TASK INSTRUCTIONS » From the entries provided below, copy each line that contains the word "点击查看".

● ● ● ● ● ● ●

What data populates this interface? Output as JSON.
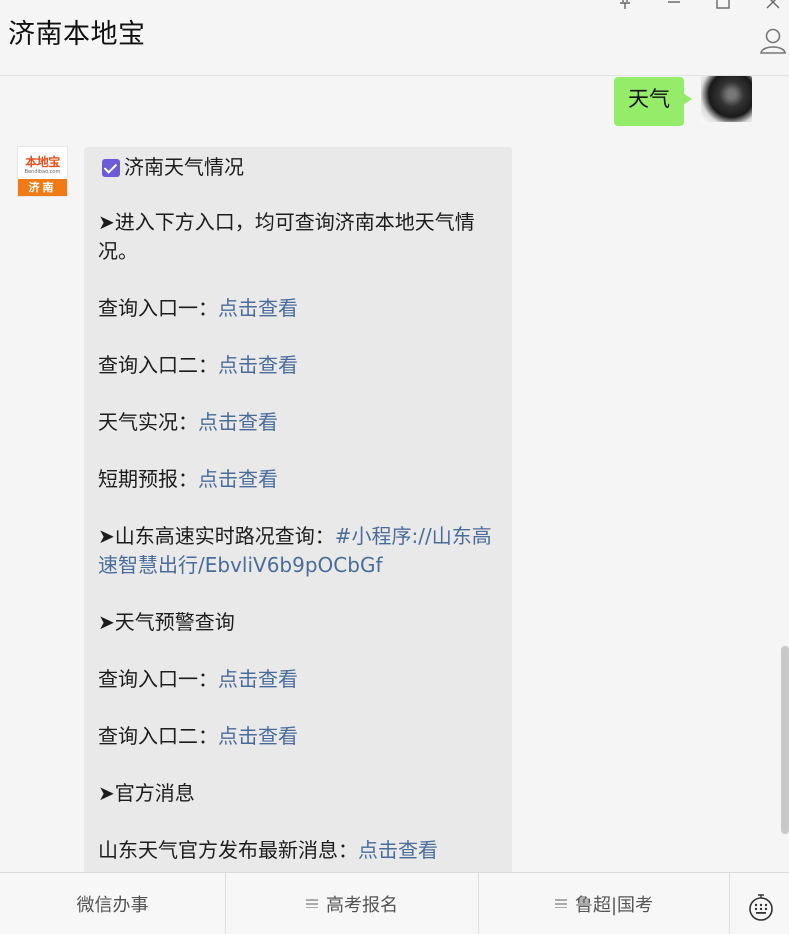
{
  "window": {
    "title": "济南本地宝"
  },
  "chat": {
    "sent_message": "天气",
    "bot_logo": {
      "brand": "本地宝",
      "site": "Bendibao.com",
      "city": "济南"
    },
    "reply": {
      "heading": "济南天气情况",
      "intro": "➤进入下方入口，均可查询济南本地天气情况。",
      "q1_label": "查询入口一：",
      "q1_link": "点击查看",
      "q2_label": "查询入口二：",
      "q2_link": "点击查看",
      "live_label": "天气实况：",
      "live_link": "点击查看",
      "short_label": "短期预报：",
      "short_link": "点击查看",
      "road_label": "➤山东高速实时路况查询：",
      "road_link": "#小程序://山东高速智慧出行/EbvliV6b9pOCbGf",
      "warning_heading": "➤天气预警查询",
      "w1_label": "查询入口一：",
      "w1_link": "点击查看",
      "w2_label": "查询入口二：",
      "w2_link": "点击查看",
      "official_heading": "➤官方消息",
      "news_label": "山东天气官方发布最新消息：",
      "news_link": "点击查看"
    }
  },
  "menu": {
    "items": [
      "微信办事",
      "高考报名",
      "鲁超|国考"
    ]
  },
  "colors": {
    "sent_bubble": "#95ec69",
    "link": "#4a6c9b",
    "checkbox": "#6b5bd8",
    "brand_orange": "#f07b16"
  }
}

● ● ● ● ● ● ●

RESULT OF THIS TASK »
      "q1_link": "点击查看",
      "q2_link": "点击查看",
      "live_link": "点击查看",
      "short_link": "点击查看",
      "w1_link": "点击查看",
      "w2_link": "点击查看",
      "news_link": "点击查看"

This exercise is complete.